*Recorded information:*
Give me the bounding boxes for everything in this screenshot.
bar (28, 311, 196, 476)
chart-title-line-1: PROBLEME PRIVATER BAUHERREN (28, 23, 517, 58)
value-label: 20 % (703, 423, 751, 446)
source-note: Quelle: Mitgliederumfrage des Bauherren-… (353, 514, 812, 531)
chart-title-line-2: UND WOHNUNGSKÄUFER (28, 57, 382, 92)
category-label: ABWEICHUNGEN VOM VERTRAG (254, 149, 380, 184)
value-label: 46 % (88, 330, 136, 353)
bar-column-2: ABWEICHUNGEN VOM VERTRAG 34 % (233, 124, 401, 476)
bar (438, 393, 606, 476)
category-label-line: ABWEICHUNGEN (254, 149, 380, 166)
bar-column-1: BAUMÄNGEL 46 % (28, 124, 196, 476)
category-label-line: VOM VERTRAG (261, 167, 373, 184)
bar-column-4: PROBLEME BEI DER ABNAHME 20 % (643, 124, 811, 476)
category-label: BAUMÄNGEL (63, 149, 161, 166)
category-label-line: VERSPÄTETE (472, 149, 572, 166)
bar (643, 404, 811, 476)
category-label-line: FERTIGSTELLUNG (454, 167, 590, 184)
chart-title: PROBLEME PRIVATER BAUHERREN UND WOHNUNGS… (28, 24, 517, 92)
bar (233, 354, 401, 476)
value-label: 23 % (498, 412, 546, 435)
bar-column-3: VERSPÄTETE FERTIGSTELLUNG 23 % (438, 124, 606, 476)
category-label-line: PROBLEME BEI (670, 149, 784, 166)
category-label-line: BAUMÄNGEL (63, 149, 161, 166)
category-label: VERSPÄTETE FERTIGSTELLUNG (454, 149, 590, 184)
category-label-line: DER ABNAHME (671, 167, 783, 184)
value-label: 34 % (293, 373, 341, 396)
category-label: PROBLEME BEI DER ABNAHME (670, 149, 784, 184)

*Aim of the task:*
Return every line from the rows above with no changes.

*Response to this task:*
Give me the bounding boxes for everything in this screenshot.
bar (28, 311, 196, 476)
chart-title-line-1: PROBLEME PRIVATER BAUHERREN (28, 23, 517, 58)
value-label: 20 % (703, 423, 751, 446)
source-note: Quelle: Mitgliederumfrage des Bauherren-… (353, 514, 812, 531)
chart-title-line-2: UND WOHNUNGSKÄUFER (28, 57, 382, 92)
category-label: ABWEICHUNGEN VOM VERTRAG (254, 149, 380, 184)
value-label: 46 % (88, 330, 136, 353)
bar-column-2: ABWEICHUNGEN VOM VERTRAG 34 % (233, 124, 401, 476)
bar (438, 393, 606, 476)
category-label-line: ABWEICHUNGEN (254, 149, 380, 166)
bar-column-1: BAUMÄNGEL 46 % (28, 124, 196, 476)
category-label-line: VOM VERTRAG (261, 167, 373, 184)
bar-column-4: PROBLEME BEI DER ABNAHME 20 % (643, 124, 811, 476)
category-label: BAUMÄNGEL (63, 149, 161, 166)
category-label-line: VERSPÄTETE (472, 149, 572, 166)
bar (643, 404, 811, 476)
category-label-line: FERTIGSTELLUNG (454, 167, 590, 184)
chart-title: PROBLEME PRIVATER BAUHERREN UND WOHNUNGS… (28, 24, 517, 92)
bar (233, 354, 401, 476)
value-label: 23 % (498, 412, 546, 435)
bar-column-3: VERSPÄTETE FERTIGSTELLUNG 23 % (438, 124, 606, 476)
category-label-line: PROBLEME BEI (670, 149, 784, 166)
category-label-line: BAUMÄNGEL (63, 149, 161, 166)
category-label: VERSPÄTETE FERTIGSTELLUNG (454, 149, 590, 184)
category-label-line: DER ABNAHME (671, 167, 783, 184)
value-label: 34 % (293, 373, 341, 396)
category-label: PROBLEME BEI DER ABNAHME (670, 149, 784, 184)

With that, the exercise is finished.